Transcribe everything in the data word for word. Pictures are left out.

════════

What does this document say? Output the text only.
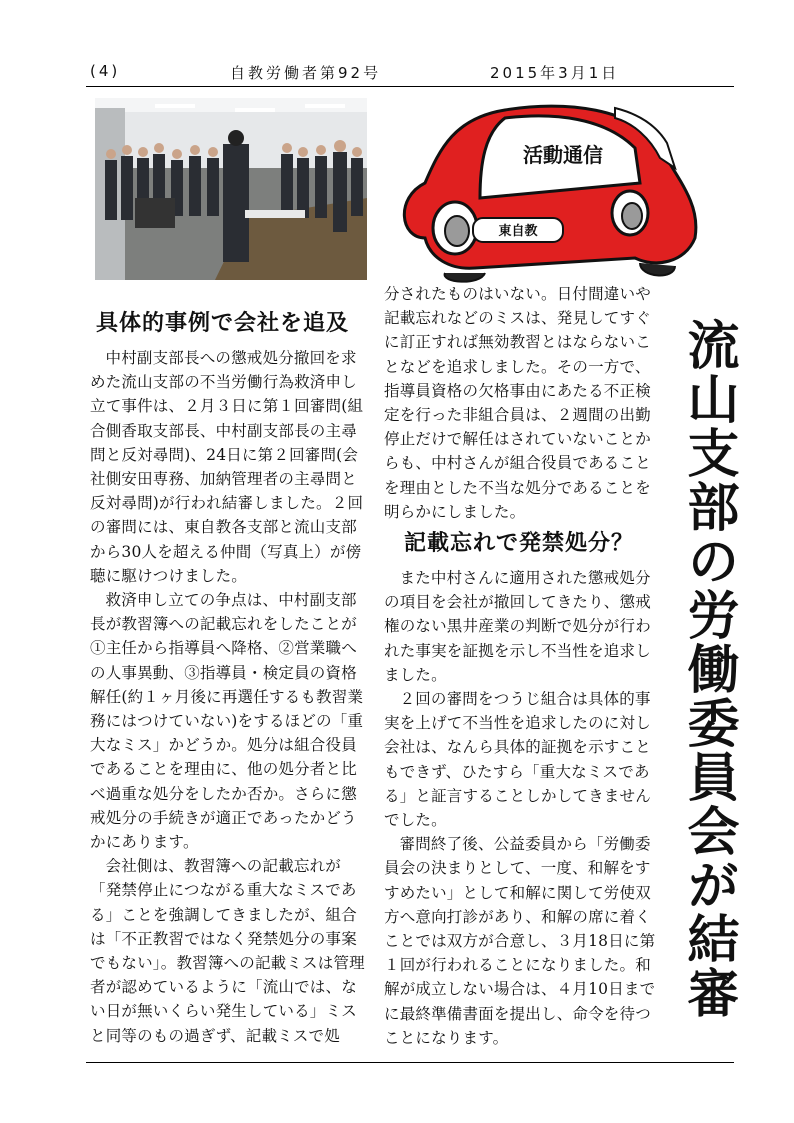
(4)	自教労働者第92号	2015年3月1日
活動通信
東自教
具体的事例で会社を追及

中村副支部長への懲戒処分撤回を求めた流山支部の不当労働行為救済申し立て事件は、２月３日に第１回審問(組合側香取支部長、中村副支部長の主尋問と反対尋問)、24日に第２回審問(会社側安田専務、加納管理者の主尋問と反対尋問)が行われ結審しました。２回の審問には、東自教各支部と流山支部から30人を超える仲間（写真上）が傍聴に駆けつけました。

救済申し立ての争点は、中村副支部長が教習簿への記載忘れをしたことが①主任から指導員へ降格、②営業職への人事異動、③指導員・検定員の資格解任(約１ヶ月後に再選任するも教習業務にはつけていない)をするほどの「重大なミス」かどうか。処分は組合役員であることを理由に、他の処分者と比べ過重な処分をしたか否か。さらに懲戒処分の手続きが適正であったかどうかにあります。

会社側は、教習簿への記載忘れが「発禁停止につながる重大なミスである」ことを強調してきましたが、組合は「不正教習ではなく発禁処分の事案でもない」。教習簿への記載ミスは管理者が認めているように「流山では、ない日が無いくらい発生している」ミスと同等のもの過ぎず、記載ミスで処

分されたものはいない。日付間違いや記載忘れなどのミスは、発見してすぐに訂正すれば無効教習とはならないことなどを追求しました。その一方で、指導員資格の欠格事由にあたる不正検定を行った非組合員は、２週間の出勤停止だけで解任はされていないことからも、中村さんが組合役員であることを理由とした不当な処分であることを明らかにしました。

記載忘れで発禁処分？

また中村さんに適用された懲戒処分の項目を会社が撤回してきたり、懲戒権のない黒井産業の判断で処分が行われた事実を証拠を示し不当性を追求しました。

２回の審問をつうじ組合は具体的事実を上げて不当性を追求したのに対し会社は、なんら具体的証拠を示すこともできず、ひたすら「重大なミスである」と証言することしかしてきませんでした。

審問終了後、公益委員から「労働委員会の決まりとして、一度、和解をすすめたい」として和解に関して労使双方へ意向打診があり、和解の席に着くことでは双方が合意し、３月18日に第１回が行われることになりました。和解が成立しない場合は、４月10日までに最終準備書面を提出し、命令を待つことになります。

流山支部の労働委員会が結審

════════

_WORKED SOLUTION_
What does this document say? Output the text only.
(4)	自教労働者第92号	2015年3月1日
活動通信
東自教
具体的事例で会社を追及

中村副支部長への懲戒処分撤回を求めた流山支部の不当労働行為救済申し立て事件は、２月３日に第１回審問(組合側香取支部長、中村副支部長の主尋問と反対尋問)、24日に第２回審問(会社側安田専務、加納管理者の主尋問と反対尋問)が行われ結審しました。２回の審問には、東自教各支部と流山支部から30人を超える仲間（写真上）が傍聴に駆けつけました。

救済申し立ての争点は、中村副支部長が教習簿への記載忘れをしたことが①主任から指導員へ降格、②営業職への人事異動、③指導員・検定員の資格解任(約１ヶ月後に再選任するも教習業務にはつけていない)をするほどの「重大なミス」かどうか。処分は組合役員であることを理由に、他の処分者と比べ過重な処分をしたか否か。さらに懲戒処分の手続きが適正であったかどうかにあります。

会社側は、教習簿への記載忘れが「発禁停止につながる重大なミスである」ことを強調してきましたが、組合は「不正教習ではなく発禁処分の事案でもない」。教習簿への記載ミスは管理者が認めているように「流山では、ない日が無いくらい発生している」ミスと同等のもの過ぎず、記載ミスで処

分されたものはいない。日付間違いや記載忘れなどのミスは、発見してすぐに訂正すれば無効教習とはならないことなどを追求しました。その一方で、指導員資格の欠格事由にあたる不正検定を行った非組合員は、２週間の出勤停止だけで解任はされていないことからも、中村さんが組合役員であることを理由とした不当な処分であることを明らかにしました。

記載忘れで発禁処分？

また中村さんに適用された懲戒処分の項目を会社が撤回してきたり、懲戒権のない黒井産業の判断で処分が行われた事実を証拠を示し不当性を追求しました。

２回の審問をつうじ組合は具体的事実を上げて不当性を追求したのに対し会社は、なんら具体的証拠を示すこともできず、ひたすら「重大なミスである」と証言することしかしてきませんでした。

審問終了後、公益委員から「労働委員会の決まりとして、一度、和解をすすめたい」として和解に関して労使双方へ意向打診があり、和解の席に着くことでは双方が合意し、３月18日に第１回が行われることになりました。和解が成立しない場合は、４月10日までに最終準備書面を提出し、命令を待つことになります。

流山支部の労働委員会が結審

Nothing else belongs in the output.